> Given records
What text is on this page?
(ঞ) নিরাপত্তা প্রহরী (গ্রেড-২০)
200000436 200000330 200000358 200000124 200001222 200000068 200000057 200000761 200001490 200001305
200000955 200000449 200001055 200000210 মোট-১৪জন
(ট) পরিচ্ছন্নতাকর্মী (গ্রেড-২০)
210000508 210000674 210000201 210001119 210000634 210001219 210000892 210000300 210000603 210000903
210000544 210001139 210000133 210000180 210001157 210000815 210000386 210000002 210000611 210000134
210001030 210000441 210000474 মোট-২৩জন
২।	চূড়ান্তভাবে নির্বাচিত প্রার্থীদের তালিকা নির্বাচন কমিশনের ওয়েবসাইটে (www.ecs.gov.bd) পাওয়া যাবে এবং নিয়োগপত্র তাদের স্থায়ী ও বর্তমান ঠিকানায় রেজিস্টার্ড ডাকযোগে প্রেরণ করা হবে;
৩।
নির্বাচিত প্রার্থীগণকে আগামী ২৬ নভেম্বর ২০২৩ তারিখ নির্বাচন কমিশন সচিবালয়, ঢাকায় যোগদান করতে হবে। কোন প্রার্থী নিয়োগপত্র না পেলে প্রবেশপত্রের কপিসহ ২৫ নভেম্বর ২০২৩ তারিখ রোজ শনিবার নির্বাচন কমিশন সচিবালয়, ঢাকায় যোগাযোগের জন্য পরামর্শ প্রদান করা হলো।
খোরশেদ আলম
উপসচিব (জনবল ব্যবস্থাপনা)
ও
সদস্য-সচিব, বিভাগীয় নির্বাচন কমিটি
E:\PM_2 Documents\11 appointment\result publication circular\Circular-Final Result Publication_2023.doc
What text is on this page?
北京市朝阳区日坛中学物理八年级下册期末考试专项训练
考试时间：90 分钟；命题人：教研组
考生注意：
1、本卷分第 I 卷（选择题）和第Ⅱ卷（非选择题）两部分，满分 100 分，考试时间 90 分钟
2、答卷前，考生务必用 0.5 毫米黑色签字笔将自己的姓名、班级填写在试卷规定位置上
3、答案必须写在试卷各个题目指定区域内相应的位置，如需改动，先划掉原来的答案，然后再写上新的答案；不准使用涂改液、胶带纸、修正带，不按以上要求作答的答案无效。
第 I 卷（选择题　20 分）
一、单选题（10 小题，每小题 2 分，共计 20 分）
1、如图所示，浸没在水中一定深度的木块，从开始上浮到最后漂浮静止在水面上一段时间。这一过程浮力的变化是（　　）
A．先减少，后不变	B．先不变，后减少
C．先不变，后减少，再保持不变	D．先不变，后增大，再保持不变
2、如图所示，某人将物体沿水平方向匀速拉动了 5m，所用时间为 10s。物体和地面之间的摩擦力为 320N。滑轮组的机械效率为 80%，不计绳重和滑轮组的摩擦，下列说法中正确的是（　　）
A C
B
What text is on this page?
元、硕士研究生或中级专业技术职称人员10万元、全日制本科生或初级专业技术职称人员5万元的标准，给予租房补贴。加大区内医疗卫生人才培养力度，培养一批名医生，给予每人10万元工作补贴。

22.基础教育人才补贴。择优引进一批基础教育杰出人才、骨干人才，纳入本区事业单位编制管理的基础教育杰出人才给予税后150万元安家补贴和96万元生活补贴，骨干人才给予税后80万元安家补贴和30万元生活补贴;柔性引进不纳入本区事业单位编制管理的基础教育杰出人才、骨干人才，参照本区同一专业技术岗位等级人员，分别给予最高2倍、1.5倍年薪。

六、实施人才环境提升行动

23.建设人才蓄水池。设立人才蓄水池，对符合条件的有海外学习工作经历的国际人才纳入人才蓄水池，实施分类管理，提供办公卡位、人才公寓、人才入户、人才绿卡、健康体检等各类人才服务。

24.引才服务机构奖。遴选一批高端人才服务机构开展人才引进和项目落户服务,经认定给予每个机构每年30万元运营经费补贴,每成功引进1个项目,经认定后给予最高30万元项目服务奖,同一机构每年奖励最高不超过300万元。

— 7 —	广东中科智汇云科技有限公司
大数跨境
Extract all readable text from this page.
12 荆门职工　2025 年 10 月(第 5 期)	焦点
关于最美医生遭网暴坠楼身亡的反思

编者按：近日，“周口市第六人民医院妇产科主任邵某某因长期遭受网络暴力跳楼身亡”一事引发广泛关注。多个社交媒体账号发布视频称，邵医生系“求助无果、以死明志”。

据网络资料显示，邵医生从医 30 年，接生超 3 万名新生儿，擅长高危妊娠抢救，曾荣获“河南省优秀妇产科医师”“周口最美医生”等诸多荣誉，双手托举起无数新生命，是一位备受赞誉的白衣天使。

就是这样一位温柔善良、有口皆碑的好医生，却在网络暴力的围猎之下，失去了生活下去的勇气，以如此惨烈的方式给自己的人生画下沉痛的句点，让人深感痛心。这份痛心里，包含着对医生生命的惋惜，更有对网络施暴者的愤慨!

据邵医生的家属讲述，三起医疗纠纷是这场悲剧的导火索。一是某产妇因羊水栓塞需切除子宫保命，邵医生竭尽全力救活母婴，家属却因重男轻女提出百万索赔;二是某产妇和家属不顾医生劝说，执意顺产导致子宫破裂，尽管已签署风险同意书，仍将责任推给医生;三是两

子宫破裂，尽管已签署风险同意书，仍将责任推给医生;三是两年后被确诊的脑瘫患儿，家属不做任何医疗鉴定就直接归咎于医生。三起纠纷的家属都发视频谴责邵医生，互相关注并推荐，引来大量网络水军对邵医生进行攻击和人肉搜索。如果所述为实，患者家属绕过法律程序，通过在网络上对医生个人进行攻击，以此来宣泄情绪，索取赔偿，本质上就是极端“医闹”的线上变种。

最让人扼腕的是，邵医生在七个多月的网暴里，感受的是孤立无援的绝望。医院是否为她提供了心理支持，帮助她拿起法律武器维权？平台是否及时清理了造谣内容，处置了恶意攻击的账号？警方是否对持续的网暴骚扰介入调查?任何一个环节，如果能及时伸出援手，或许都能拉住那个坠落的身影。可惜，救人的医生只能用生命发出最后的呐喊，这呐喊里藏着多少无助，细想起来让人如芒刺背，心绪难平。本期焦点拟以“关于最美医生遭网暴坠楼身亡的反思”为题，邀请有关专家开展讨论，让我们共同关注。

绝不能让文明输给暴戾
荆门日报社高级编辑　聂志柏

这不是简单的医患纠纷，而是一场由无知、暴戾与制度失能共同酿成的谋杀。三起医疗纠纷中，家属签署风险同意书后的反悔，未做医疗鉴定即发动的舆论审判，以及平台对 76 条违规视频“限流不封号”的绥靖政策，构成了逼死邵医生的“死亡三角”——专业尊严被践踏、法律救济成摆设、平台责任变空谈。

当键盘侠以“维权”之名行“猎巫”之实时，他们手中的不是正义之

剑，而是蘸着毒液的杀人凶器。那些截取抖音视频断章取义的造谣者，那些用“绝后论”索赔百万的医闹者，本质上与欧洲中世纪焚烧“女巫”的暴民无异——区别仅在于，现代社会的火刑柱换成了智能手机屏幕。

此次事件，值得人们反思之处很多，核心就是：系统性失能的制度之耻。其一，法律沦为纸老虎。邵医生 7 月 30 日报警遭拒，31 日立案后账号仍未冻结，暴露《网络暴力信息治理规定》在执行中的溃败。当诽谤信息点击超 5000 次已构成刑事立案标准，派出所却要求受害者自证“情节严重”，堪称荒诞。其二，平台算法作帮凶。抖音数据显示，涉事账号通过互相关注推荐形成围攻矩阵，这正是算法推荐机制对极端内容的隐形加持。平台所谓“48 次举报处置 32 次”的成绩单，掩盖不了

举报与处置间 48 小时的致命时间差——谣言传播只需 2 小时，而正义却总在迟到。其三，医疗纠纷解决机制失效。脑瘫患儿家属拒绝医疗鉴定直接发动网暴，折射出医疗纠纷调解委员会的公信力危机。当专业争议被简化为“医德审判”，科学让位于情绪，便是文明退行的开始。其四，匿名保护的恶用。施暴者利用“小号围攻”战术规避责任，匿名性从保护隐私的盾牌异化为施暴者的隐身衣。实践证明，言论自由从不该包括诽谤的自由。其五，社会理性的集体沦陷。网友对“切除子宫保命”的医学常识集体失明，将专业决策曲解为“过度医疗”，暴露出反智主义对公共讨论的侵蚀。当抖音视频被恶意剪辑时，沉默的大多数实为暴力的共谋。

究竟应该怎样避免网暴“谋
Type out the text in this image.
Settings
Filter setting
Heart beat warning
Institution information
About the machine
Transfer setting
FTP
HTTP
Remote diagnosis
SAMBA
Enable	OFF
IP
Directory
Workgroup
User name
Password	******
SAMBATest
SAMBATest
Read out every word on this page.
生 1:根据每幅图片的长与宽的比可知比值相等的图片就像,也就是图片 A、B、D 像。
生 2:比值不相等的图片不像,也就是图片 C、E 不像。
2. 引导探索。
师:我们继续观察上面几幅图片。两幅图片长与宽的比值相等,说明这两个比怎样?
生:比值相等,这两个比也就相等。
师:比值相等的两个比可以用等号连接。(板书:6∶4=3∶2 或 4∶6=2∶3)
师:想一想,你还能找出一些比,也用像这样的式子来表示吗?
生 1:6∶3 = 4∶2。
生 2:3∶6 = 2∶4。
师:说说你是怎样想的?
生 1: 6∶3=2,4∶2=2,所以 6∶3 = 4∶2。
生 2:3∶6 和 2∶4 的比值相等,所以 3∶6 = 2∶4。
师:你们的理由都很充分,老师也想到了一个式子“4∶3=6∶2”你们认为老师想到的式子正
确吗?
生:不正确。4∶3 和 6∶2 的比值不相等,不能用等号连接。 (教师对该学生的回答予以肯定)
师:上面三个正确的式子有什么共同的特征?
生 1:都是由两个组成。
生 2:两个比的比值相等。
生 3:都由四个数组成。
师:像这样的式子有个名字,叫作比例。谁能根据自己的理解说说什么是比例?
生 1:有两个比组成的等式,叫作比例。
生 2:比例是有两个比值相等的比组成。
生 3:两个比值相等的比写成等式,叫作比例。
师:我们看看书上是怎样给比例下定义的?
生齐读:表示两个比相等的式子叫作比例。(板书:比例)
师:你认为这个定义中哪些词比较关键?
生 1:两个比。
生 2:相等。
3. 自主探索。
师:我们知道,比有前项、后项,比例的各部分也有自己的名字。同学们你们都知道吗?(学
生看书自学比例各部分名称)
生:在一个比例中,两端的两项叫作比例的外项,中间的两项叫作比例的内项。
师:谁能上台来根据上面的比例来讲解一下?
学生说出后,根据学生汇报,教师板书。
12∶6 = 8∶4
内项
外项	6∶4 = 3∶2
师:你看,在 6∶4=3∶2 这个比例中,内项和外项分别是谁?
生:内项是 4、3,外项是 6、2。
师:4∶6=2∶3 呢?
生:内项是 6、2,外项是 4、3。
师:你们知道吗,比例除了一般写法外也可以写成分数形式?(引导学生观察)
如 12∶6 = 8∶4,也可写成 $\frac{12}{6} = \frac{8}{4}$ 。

> What you should do
Report how many lines in the data contain the word "尽管已签署风险同意书", with no words besides the number.

> Reply
2